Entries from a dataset
•••

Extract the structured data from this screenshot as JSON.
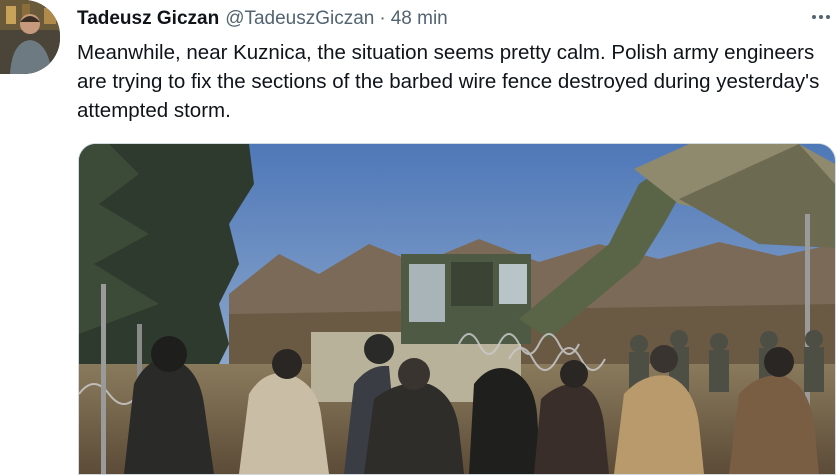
{
  "tweet": {
    "author_name": "Tadeusz Giczan",
    "author_handle": "@TadeuszGiczan",
    "separator": "·",
    "time_ago": "48 min",
    "text": "Meanwhile, near Kuznica, the situation seems pretty calm. Polish army engineers are trying to fix the sections of the barbed wire fence destroyed during yesterday's attempted storm."
  },
  "icons": {
    "more": "more-horizontal-icon"
  },
  "colors": {
    "text_primary": "#0f1419",
    "text_secondary": "#536471",
    "media_border": "#cfd9de"
  }
}
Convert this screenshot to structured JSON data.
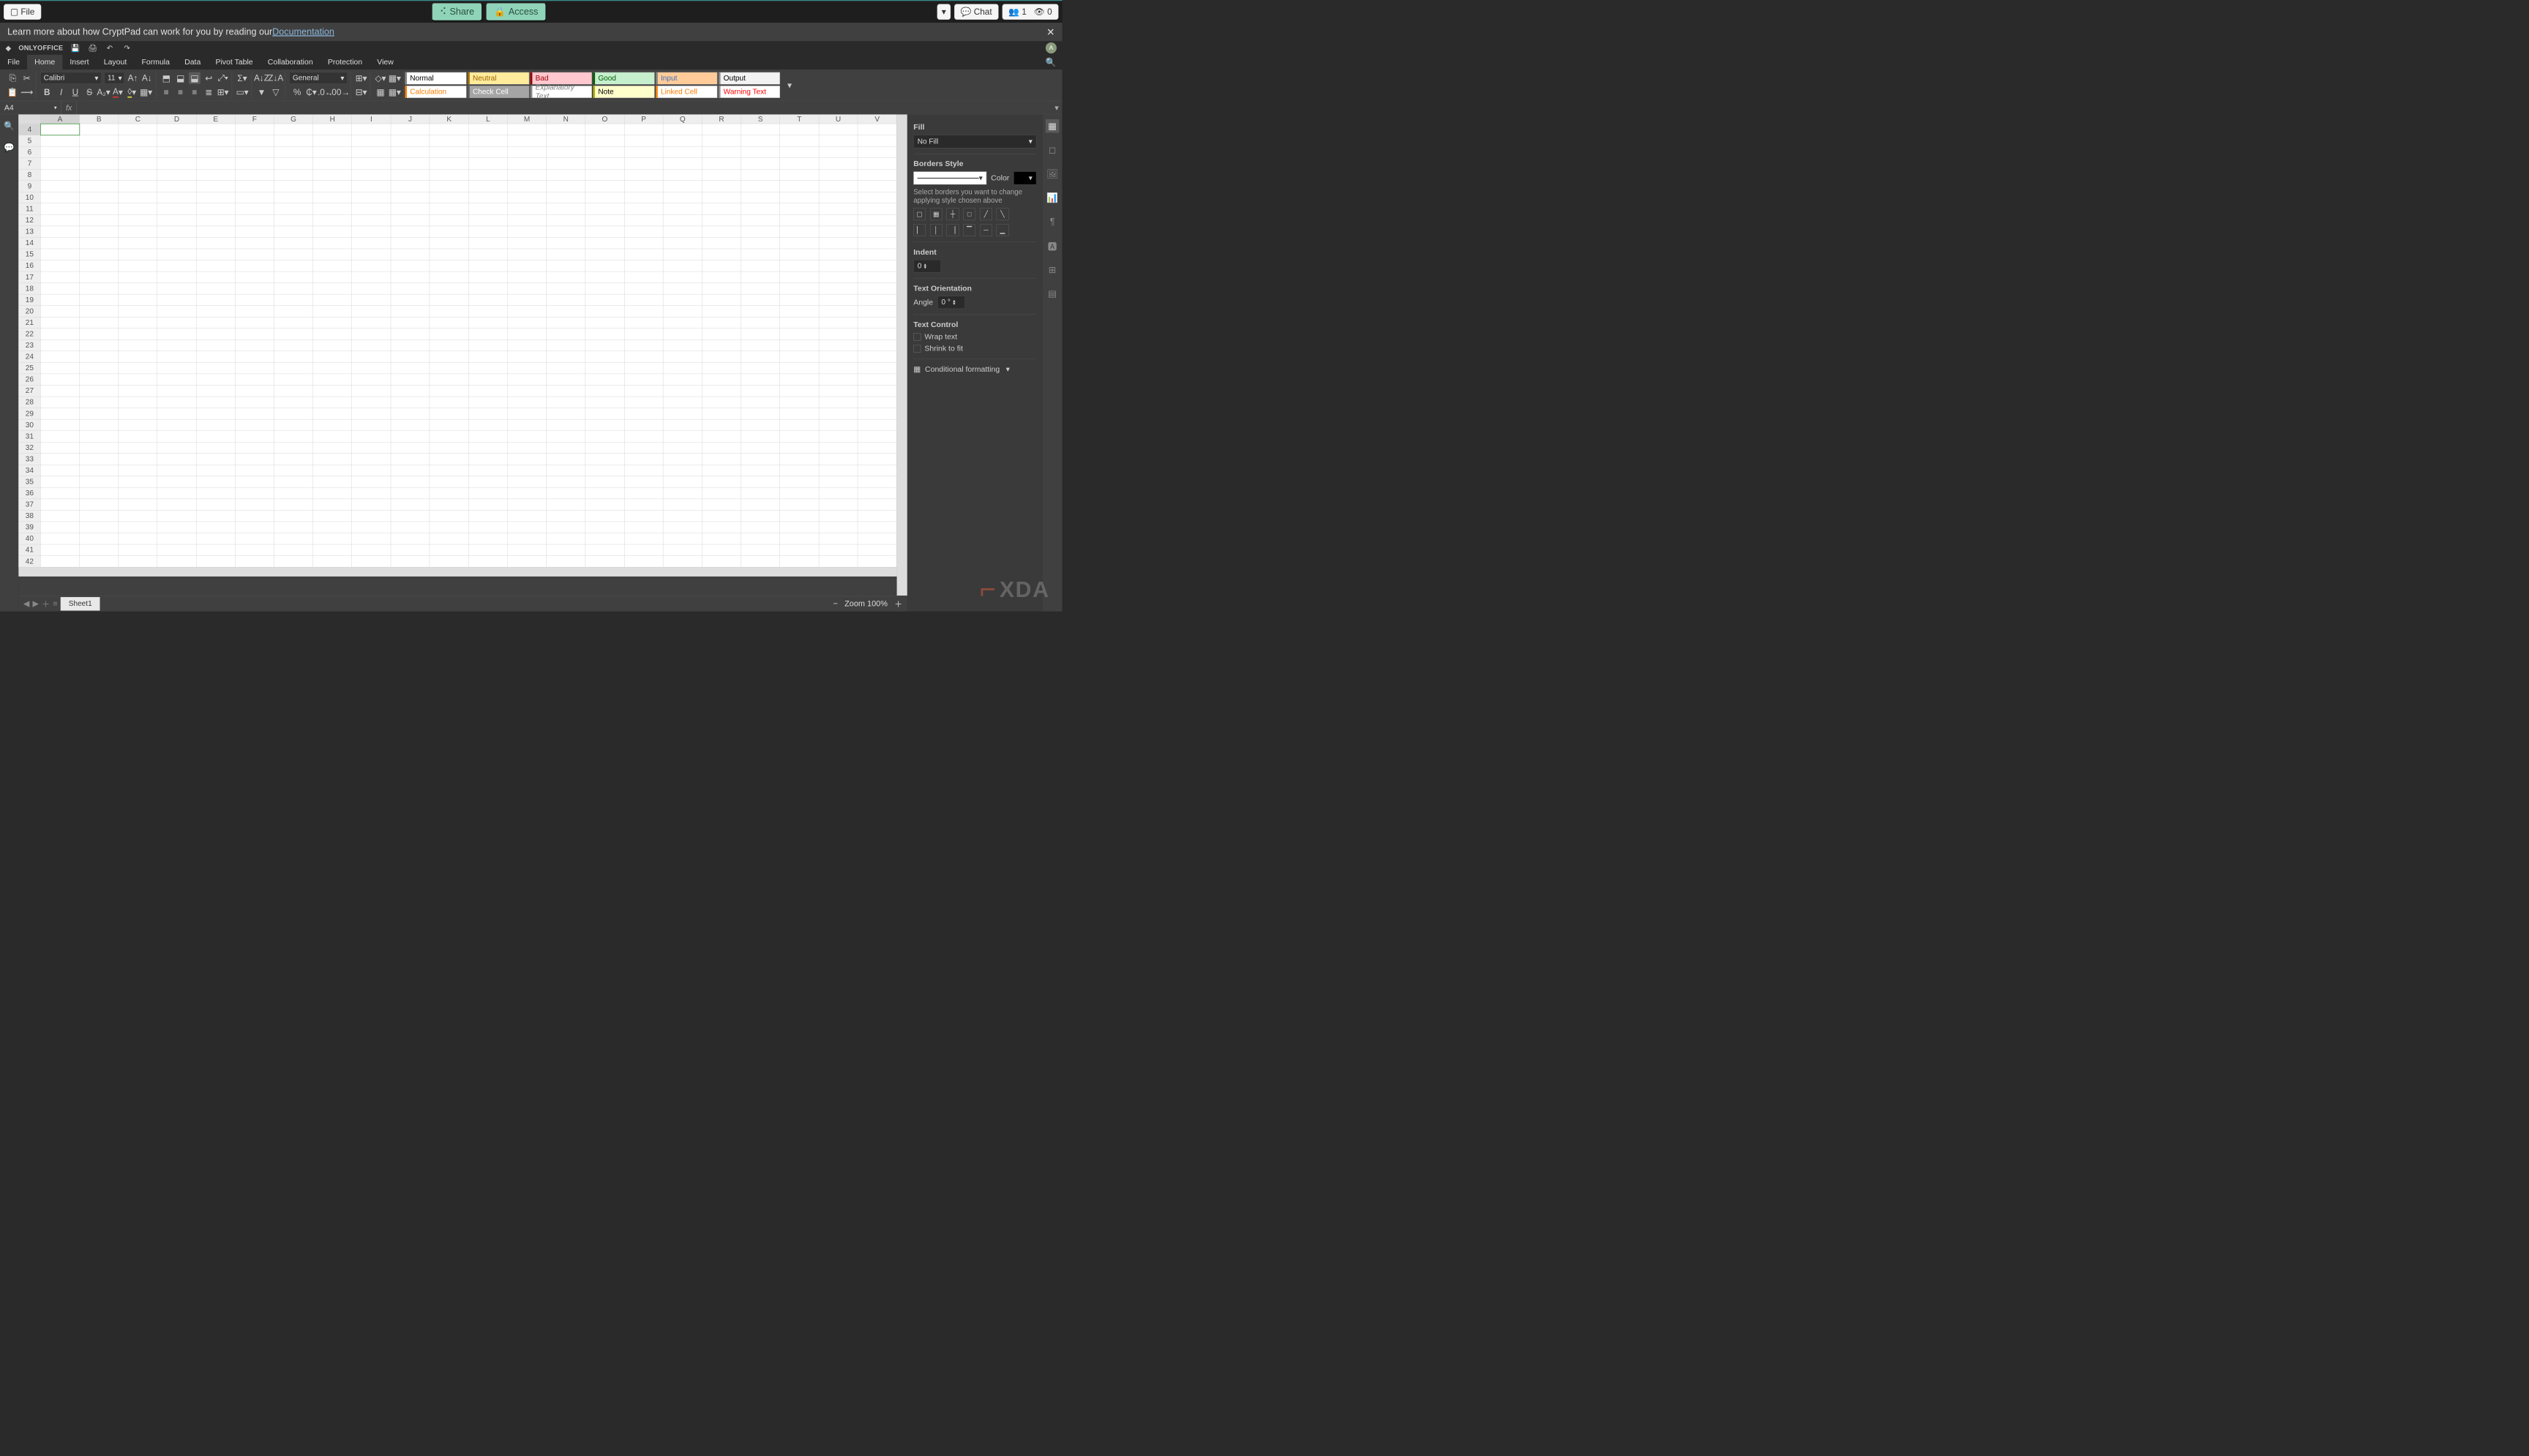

•••

_EXERCISE DIRECTIONS_
Every record above should come back exactly, but without its pictures.

_WORKED SOLUTION_
Extract the structured data from this screenshot as JSON.
{
  "tweet": {
    "author_name": "Tadeusz Giczan",
    "author_handle": "@TadeuszGiczan",
    "separator": "·",
    "time_ago": "48 min",
    "text": "Meanwhile, near Kuznica, the situation seems pretty calm. Polish army engineers are trying to fix the sections of the barbed wire fence destroyed during yesterday's attempted storm."
  },
  "icons": {
    "more": "more-horizontal-icon"
  },
  "colors": {
    "text_primary": "#0f1419",
    "text_secondary": "#536471",
    "media_border": "#cfd9de"
  }
}
Convert this screenshot to structured JSON data.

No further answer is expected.